Written exercise
Below is a block of records. Copy every line in it that contains the word "heading".

(Source records)
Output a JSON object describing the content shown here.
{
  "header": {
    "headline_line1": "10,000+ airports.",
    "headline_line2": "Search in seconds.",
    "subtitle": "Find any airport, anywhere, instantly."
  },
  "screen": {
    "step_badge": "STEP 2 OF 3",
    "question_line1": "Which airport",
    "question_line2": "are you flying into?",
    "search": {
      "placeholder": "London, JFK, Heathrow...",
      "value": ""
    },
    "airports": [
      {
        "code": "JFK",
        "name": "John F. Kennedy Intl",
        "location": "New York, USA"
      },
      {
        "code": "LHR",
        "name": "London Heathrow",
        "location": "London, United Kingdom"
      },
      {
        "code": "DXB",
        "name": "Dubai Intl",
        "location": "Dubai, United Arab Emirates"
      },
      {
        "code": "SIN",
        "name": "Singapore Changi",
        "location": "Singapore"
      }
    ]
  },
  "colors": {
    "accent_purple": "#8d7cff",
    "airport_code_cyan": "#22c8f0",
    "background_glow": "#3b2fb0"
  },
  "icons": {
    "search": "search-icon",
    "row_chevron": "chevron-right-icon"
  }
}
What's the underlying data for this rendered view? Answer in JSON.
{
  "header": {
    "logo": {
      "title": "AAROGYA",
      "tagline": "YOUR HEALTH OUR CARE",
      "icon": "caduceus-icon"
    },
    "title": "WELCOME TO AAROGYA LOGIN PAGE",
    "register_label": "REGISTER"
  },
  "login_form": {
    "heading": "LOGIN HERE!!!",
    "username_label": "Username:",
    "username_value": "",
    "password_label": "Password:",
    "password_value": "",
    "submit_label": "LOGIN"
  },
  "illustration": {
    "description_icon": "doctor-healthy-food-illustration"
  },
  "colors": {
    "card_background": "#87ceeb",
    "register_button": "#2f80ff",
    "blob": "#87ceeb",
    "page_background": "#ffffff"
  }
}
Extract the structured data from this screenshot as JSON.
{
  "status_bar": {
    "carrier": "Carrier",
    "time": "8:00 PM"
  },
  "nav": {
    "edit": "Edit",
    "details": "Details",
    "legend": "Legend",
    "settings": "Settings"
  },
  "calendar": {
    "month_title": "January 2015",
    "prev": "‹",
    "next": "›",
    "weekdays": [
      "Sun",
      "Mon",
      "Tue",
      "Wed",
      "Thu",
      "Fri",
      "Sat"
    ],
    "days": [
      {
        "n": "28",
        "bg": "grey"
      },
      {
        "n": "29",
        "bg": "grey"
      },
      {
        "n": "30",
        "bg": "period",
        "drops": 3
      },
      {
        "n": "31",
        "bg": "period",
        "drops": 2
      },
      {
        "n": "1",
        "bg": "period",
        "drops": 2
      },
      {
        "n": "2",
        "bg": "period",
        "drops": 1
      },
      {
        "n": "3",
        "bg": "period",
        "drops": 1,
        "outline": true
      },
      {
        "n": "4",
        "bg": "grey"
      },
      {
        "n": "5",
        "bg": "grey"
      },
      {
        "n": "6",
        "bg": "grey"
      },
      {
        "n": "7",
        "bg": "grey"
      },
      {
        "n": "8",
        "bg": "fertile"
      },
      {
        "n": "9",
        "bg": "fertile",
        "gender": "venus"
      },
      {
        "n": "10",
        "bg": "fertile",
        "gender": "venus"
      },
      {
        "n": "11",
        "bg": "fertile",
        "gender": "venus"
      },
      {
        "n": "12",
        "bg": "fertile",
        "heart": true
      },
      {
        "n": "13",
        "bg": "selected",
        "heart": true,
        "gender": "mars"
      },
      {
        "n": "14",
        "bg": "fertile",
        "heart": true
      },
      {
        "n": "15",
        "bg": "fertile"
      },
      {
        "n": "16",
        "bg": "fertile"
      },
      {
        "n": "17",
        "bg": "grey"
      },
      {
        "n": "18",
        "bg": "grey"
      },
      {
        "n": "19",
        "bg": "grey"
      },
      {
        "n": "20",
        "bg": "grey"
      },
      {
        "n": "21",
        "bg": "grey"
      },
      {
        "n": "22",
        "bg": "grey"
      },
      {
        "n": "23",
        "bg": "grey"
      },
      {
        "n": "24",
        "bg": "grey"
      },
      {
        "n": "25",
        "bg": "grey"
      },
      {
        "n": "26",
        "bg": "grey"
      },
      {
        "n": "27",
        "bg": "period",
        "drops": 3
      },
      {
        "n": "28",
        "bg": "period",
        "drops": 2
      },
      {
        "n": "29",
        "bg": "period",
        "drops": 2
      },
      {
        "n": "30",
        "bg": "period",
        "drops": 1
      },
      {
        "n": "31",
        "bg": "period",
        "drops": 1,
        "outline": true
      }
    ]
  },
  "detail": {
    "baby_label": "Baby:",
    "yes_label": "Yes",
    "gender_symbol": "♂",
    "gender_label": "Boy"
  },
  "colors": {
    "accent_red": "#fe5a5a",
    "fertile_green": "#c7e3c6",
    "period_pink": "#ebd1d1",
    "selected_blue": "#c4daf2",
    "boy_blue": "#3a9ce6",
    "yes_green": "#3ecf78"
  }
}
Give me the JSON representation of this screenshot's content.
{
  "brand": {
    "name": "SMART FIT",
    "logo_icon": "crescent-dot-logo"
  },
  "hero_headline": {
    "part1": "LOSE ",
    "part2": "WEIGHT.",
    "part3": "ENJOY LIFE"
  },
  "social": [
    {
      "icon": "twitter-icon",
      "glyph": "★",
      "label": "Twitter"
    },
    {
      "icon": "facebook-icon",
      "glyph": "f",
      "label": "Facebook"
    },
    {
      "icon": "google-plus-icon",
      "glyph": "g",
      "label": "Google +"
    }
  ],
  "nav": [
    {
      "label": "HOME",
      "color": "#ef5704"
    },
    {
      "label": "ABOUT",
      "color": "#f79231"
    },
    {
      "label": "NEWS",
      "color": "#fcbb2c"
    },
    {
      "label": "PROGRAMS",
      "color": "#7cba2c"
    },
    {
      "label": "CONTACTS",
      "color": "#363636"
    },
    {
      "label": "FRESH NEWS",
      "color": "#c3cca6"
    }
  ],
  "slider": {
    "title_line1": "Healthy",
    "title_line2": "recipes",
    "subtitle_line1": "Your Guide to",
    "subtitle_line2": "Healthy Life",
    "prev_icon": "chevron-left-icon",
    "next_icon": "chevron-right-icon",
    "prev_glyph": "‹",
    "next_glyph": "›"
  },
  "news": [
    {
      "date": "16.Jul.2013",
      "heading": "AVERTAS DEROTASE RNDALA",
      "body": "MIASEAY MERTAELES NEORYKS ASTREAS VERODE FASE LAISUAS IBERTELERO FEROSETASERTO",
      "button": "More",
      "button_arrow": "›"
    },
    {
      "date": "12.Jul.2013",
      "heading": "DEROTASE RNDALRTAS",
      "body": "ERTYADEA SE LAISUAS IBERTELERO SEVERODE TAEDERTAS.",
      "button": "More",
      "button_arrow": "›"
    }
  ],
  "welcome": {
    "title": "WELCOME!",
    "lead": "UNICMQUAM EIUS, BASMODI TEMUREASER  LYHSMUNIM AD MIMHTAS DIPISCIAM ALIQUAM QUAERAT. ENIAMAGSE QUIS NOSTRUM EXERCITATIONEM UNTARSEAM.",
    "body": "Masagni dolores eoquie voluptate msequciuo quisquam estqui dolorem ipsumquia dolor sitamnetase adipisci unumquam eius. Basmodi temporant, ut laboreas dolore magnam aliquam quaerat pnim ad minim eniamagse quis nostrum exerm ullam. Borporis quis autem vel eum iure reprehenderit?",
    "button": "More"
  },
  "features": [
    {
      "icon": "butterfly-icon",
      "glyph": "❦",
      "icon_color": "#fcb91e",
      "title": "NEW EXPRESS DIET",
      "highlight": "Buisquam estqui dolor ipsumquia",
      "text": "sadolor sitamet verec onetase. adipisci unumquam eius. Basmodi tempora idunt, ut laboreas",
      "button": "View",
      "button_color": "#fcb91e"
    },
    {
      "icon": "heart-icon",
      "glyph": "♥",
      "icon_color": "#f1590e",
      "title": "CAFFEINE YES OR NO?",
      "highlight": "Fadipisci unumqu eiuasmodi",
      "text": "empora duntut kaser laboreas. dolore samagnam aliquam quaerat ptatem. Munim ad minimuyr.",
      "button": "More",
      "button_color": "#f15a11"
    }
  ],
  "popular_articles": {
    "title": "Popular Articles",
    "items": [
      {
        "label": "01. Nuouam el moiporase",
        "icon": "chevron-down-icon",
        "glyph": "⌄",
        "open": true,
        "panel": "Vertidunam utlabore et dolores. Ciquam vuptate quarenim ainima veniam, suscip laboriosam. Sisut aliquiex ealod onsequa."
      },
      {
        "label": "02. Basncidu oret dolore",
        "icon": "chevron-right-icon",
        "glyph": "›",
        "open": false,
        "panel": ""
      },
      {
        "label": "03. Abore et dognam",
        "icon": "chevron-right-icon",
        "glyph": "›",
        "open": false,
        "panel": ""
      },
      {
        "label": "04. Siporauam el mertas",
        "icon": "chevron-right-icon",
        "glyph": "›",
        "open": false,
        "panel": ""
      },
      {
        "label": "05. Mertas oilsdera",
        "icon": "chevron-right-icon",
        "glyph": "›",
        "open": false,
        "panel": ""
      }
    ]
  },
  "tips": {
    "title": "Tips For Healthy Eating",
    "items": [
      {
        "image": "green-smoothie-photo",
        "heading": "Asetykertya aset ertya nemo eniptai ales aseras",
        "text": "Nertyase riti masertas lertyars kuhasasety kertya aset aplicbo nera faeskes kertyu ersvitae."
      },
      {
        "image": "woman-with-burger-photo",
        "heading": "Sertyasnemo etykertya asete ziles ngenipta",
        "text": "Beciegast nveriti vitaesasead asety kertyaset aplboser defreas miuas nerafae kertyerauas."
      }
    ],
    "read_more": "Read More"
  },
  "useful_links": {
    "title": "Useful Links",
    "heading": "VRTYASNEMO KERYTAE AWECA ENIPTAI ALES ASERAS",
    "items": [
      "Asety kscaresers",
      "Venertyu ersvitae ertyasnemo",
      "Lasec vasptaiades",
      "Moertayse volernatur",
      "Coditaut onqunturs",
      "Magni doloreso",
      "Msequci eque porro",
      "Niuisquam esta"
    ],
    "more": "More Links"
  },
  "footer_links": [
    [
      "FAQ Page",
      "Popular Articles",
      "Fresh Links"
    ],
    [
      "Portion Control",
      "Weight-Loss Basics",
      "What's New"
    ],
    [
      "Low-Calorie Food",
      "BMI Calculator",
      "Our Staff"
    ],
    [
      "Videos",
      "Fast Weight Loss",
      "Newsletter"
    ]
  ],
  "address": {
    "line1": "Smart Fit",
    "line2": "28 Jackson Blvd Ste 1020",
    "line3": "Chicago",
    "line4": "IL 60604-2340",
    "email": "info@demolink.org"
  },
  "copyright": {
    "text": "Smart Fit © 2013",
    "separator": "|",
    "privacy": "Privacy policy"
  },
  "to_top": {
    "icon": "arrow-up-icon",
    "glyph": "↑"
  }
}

Answer in full
    "heading": "LOGIN HERE!!!",
      "heading": "AVERTAS DEROTASE RNDALA",
      "heading": "DEROTASE RNDALRTAS",
        "heading": "Asetykertya aset ertya nemo eniptai ales aseras",
        "heading": "Sertyasnemo etykertya asete ziles ngenipta",
    "heading": "VRTYASNEMO KERYTAE AWECA ENIPTAI ALES ASERAS",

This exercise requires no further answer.